### CHALLENGE
Would you pull out every line of the material that contains the string "inhibition"?

+===+

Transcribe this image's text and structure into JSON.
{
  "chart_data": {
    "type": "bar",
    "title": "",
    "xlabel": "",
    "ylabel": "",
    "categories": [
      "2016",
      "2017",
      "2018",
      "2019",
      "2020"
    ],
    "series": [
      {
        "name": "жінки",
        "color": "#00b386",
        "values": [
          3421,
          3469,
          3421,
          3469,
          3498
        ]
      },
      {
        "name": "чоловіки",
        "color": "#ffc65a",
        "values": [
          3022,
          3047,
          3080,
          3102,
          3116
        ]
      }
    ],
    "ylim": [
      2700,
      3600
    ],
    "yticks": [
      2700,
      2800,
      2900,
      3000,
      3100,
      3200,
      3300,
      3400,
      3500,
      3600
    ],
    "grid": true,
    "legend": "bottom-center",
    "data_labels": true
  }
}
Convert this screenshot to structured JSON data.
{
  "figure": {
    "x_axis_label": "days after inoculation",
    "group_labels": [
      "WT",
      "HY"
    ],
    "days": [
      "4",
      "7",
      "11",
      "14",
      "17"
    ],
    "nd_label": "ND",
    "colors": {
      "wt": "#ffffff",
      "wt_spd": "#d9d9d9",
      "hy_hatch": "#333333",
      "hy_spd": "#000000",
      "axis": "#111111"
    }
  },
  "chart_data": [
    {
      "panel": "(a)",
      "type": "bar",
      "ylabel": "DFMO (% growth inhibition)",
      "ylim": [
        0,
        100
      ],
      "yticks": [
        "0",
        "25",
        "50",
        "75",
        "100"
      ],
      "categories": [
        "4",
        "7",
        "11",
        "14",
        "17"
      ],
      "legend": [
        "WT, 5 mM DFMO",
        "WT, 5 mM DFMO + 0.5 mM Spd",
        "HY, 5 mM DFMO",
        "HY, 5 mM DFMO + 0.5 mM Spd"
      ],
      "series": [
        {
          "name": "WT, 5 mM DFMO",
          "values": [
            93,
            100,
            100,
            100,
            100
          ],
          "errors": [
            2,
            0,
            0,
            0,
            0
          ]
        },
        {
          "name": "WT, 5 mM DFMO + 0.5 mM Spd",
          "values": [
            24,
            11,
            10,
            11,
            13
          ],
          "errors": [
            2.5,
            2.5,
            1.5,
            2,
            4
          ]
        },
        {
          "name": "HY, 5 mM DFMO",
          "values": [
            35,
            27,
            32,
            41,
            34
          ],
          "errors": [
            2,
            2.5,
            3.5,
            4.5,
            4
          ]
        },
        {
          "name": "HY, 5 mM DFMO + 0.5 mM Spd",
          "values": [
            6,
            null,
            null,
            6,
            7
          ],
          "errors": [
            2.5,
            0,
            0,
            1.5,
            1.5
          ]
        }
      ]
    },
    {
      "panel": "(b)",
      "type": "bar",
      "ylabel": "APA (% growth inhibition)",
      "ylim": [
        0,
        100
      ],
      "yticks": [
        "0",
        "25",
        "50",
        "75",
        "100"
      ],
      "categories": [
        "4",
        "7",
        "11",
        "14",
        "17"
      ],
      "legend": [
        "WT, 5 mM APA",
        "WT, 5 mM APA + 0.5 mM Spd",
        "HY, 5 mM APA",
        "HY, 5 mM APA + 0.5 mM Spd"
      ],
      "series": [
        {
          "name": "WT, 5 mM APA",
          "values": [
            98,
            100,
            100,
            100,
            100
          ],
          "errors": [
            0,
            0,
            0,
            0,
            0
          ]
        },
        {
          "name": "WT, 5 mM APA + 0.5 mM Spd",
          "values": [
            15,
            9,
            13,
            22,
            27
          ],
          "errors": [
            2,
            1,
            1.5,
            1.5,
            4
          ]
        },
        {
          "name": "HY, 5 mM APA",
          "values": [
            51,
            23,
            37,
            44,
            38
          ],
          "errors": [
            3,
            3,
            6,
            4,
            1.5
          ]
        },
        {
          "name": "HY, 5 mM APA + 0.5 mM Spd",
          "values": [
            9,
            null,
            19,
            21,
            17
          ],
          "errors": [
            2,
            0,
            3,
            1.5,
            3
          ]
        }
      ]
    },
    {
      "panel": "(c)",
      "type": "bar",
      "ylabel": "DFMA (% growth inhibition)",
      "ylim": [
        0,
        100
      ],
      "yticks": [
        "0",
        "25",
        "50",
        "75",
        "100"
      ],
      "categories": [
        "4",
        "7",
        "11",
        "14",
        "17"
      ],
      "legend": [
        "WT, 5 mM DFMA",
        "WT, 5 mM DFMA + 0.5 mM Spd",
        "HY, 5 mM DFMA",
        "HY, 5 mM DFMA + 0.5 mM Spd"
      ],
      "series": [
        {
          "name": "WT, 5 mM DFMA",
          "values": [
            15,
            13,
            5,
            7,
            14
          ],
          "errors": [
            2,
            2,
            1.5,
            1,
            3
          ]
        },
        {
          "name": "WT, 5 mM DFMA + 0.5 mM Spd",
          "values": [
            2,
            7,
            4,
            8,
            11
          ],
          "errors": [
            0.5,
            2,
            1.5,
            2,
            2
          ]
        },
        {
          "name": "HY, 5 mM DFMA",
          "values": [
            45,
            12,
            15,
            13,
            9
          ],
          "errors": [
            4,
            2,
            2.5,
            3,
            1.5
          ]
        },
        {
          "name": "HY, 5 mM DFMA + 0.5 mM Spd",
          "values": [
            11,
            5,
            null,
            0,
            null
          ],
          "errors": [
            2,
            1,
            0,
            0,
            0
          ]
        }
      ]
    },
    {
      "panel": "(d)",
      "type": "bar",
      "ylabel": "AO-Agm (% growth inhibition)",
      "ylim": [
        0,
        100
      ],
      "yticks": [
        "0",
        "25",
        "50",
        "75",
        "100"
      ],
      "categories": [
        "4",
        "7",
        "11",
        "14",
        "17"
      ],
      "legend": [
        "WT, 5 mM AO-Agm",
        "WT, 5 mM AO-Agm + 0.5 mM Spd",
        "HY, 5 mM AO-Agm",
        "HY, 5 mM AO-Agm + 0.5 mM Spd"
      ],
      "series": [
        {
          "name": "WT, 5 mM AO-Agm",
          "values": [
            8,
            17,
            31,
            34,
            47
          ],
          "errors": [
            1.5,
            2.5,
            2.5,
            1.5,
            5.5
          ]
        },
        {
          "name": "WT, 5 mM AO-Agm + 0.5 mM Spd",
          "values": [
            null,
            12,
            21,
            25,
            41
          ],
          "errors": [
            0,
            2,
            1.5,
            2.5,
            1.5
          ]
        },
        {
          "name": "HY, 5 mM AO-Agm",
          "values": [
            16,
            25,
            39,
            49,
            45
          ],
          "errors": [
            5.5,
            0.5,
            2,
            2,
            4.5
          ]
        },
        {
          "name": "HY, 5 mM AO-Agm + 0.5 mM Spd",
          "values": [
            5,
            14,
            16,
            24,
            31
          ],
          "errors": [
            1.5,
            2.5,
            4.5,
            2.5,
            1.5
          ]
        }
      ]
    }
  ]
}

+===+

### OUTPUT FOR THIS EXERCISE
      "ylabel": "DFMO (% growth inhibition)",
      "ylabel": "APA (% growth inhibition)",
      "ylabel": "DFMA (% growth inhibition)",
      "ylabel": "AO-Agm (% growth inhibition)",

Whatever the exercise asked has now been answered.